What is asked —
Find the string "tolerável" and gather every line that holds it.

╭─ Source material

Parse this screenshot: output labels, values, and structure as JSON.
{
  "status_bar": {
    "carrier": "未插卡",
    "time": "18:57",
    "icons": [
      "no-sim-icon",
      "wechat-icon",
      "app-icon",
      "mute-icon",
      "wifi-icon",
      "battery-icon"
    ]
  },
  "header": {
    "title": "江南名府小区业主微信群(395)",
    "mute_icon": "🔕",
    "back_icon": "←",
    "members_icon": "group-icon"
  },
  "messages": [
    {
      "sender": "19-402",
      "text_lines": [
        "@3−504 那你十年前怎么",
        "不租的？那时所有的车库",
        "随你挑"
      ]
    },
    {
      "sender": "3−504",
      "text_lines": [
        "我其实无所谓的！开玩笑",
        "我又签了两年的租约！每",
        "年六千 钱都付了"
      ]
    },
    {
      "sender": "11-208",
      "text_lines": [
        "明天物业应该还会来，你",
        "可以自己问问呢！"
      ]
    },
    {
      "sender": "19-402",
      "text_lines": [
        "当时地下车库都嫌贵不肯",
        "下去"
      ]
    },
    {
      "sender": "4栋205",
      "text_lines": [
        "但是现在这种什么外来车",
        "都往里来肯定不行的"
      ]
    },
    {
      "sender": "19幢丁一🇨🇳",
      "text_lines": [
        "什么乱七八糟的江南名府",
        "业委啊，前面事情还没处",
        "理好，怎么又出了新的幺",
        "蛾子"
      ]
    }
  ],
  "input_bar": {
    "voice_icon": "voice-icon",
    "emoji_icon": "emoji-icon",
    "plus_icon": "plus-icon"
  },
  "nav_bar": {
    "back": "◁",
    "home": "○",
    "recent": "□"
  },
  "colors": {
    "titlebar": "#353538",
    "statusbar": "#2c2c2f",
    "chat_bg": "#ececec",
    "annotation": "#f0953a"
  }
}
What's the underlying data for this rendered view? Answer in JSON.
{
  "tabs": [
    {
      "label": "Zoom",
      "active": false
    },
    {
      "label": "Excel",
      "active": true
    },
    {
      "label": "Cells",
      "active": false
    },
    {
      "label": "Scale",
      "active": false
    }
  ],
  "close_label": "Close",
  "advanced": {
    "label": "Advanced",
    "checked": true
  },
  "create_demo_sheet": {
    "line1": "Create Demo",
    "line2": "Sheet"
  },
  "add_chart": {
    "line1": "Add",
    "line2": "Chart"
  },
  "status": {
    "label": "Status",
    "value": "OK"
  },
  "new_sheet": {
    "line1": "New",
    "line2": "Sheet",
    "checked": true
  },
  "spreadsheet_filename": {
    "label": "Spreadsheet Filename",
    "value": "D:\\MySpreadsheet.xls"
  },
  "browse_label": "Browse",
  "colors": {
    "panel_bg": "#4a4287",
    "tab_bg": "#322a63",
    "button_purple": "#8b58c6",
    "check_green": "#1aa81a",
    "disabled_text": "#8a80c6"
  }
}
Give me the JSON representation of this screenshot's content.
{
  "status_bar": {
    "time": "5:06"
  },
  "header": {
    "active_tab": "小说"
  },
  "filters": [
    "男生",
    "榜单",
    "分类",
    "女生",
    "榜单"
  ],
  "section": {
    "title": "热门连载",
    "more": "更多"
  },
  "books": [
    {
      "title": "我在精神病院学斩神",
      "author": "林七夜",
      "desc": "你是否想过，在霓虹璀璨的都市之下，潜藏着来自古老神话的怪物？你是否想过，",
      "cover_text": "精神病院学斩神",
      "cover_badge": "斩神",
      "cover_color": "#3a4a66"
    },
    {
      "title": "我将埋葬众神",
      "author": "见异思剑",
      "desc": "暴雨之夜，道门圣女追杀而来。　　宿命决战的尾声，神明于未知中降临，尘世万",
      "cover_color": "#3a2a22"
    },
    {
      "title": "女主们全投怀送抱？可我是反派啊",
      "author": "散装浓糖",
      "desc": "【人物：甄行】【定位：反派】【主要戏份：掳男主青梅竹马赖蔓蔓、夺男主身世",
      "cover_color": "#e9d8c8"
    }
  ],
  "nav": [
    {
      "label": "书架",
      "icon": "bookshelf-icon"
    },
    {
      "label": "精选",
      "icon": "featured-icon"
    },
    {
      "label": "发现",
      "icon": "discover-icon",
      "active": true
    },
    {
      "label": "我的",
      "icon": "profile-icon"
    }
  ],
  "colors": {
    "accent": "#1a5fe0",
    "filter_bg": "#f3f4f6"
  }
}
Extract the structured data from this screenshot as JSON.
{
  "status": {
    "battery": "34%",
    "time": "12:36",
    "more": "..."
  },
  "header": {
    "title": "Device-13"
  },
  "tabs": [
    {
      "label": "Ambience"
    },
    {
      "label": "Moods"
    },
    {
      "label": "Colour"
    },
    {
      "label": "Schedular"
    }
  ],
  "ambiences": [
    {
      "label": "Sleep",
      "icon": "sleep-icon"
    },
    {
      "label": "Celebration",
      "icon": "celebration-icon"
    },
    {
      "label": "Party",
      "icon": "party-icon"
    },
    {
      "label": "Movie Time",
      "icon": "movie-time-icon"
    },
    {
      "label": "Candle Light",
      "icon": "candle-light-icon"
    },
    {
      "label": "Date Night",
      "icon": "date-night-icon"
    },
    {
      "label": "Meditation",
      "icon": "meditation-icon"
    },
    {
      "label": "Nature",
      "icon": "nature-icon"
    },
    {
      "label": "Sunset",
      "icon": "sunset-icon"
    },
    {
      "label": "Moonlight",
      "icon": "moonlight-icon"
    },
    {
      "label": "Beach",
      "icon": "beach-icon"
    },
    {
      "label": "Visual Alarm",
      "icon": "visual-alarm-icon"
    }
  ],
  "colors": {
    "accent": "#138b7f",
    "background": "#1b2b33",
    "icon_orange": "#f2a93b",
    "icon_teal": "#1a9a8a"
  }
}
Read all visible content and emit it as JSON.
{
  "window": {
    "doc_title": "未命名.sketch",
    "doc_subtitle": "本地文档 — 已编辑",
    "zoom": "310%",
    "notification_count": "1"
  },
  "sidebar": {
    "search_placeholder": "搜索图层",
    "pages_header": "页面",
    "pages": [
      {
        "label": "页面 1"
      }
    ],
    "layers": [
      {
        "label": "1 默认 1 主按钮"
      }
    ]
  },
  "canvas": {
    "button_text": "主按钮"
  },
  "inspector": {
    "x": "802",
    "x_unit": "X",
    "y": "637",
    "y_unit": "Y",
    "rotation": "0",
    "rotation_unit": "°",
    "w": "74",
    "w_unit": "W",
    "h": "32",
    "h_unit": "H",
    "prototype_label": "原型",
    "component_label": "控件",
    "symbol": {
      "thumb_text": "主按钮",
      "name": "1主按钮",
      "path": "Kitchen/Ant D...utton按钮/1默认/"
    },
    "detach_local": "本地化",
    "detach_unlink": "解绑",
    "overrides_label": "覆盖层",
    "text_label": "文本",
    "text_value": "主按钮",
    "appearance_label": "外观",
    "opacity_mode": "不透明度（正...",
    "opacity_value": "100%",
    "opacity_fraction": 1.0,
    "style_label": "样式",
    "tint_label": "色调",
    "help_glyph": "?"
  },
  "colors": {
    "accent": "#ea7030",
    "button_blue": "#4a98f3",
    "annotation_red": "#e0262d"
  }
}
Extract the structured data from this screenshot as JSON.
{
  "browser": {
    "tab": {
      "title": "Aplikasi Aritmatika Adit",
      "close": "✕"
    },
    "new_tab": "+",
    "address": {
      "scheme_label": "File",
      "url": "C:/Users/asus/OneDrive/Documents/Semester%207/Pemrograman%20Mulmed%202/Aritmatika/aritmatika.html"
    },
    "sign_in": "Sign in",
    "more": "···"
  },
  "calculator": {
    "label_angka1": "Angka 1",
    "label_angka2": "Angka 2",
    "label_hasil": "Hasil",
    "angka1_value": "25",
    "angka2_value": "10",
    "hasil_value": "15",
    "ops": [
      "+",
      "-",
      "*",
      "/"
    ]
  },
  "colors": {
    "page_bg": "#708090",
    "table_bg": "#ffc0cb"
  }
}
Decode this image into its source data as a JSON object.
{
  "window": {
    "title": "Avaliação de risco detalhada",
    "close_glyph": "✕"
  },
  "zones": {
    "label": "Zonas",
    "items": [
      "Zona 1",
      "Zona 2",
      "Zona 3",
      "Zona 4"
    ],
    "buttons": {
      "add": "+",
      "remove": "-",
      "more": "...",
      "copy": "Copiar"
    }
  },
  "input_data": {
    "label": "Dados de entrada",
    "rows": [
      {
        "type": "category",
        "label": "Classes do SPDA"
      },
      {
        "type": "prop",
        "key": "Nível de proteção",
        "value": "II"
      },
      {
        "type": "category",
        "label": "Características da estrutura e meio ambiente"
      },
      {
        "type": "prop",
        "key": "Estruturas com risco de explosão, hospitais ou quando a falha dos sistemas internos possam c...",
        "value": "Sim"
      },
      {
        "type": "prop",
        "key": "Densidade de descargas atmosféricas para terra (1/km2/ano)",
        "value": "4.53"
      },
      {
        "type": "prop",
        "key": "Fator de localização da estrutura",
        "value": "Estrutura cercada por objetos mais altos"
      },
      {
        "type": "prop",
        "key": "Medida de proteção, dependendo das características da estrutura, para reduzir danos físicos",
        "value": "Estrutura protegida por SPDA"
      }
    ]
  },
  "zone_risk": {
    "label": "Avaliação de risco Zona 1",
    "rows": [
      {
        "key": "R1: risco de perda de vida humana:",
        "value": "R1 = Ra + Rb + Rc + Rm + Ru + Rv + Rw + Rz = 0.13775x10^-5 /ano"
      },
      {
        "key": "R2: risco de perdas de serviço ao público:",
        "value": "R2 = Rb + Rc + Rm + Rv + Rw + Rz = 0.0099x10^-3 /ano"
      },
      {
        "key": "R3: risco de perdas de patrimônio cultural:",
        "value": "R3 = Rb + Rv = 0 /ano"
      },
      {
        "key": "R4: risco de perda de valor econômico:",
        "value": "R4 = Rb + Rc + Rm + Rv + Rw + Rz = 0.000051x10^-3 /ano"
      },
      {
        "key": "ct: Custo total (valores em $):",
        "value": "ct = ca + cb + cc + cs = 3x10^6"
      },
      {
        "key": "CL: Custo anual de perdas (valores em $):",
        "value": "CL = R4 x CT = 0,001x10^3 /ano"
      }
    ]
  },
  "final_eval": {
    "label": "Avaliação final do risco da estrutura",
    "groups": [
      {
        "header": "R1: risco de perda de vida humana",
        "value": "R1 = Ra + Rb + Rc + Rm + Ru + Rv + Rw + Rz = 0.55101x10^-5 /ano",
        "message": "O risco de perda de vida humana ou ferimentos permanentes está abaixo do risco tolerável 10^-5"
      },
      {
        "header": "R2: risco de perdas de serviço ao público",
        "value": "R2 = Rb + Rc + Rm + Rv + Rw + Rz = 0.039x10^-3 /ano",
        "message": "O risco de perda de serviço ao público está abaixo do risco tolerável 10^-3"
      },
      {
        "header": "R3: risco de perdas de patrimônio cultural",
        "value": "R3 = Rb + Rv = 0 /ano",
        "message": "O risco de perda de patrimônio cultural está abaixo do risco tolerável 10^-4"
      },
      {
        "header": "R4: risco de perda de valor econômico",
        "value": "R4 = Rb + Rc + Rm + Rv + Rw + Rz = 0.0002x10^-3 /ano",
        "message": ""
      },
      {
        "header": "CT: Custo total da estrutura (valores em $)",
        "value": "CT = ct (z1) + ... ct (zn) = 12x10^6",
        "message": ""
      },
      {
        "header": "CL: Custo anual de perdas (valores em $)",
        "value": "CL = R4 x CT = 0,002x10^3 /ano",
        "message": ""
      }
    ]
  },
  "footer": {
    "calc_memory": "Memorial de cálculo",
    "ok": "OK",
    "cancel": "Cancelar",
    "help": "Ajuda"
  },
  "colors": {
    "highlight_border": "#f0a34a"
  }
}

╰─

Written answer —
        "message": "O risco de perda de vida humana ou ferimentos permanentes está abaixo do risco tolerável 10^-5"
        "message": "O risco de perda de serviço ao público está abaixo do risco tolerável 10^-3"
        "message": "O risco de perda de patrimônio cultural está abaixo do risco tolerável 10^-4"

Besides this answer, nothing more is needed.